--- TASK OBJECTIVE ---
Will you output all of the data below exactly, omitting the images?

===============

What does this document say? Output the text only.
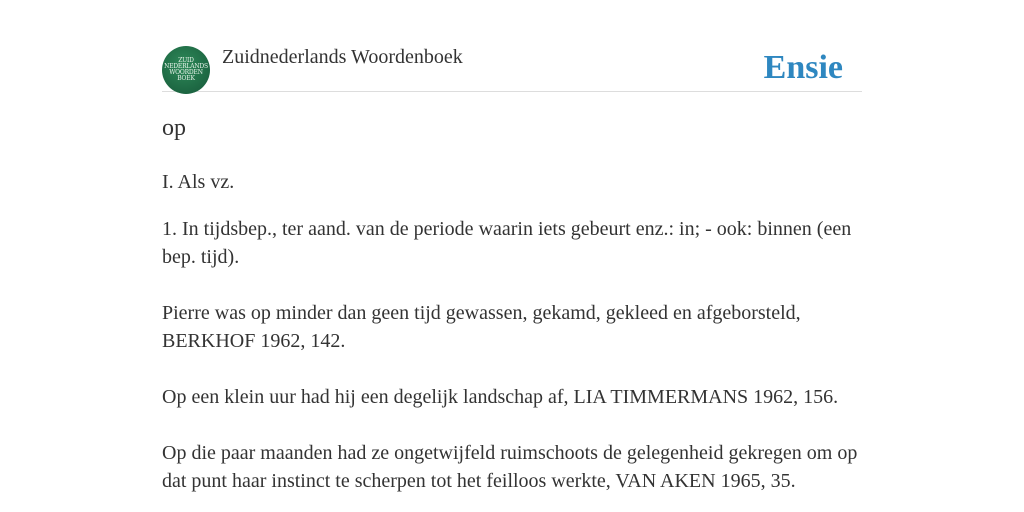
ZUID
NEDERLANDS
WOORDEN
BOEK
Zuidnederlands Woordenboek	Ensie
op

I. Als vz.

1. In tijdsbep., ter aand. van de periode waarin iets gebeurt enz.: in; - ook: binnen (een bep. tijd).

Pierre was op minder dan geen tijd gewassen, gekamd, gekleed en afgeborsteld, BERKHOF 1962, 142.

Op een klein uur had hij een degelijk landschap af, LIA TIMMERMANS 1962, 156.

Op die paar maanden had ze ongetwijfeld ruimschoots de gelegenheid gekregen om op dat punt haar instinct te scherpen tot het feilloos werkte, VAN AKEN 1965, 35.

===============

--- SOLUTION TO THE PROBLEM ---
What does this document say? Output the text only.
ZUID
NEDERLANDS
WOORDEN
BOEK
Zuidnederlands Woordenboek	Ensie
op

I. Als vz.

1. In tijdsbep., ter aand. van de periode waarin iets gebeurt enz.: in; - ook: binnen (een bep. tijd).

Pierre was op minder dan geen tijd gewassen, gekamd, gekleed en afgeborsteld, BERKHOF 1962, 142.

Op een klein uur had hij een degelijk landschap af, LIA TIMMERMANS 1962, 156.

Op die paar maanden had ze ongetwijfeld ruimschoots de gelegenheid gekregen om op dat punt haar instinct te scherpen tot het feilloos werkte, VAN AKEN 1965, 35.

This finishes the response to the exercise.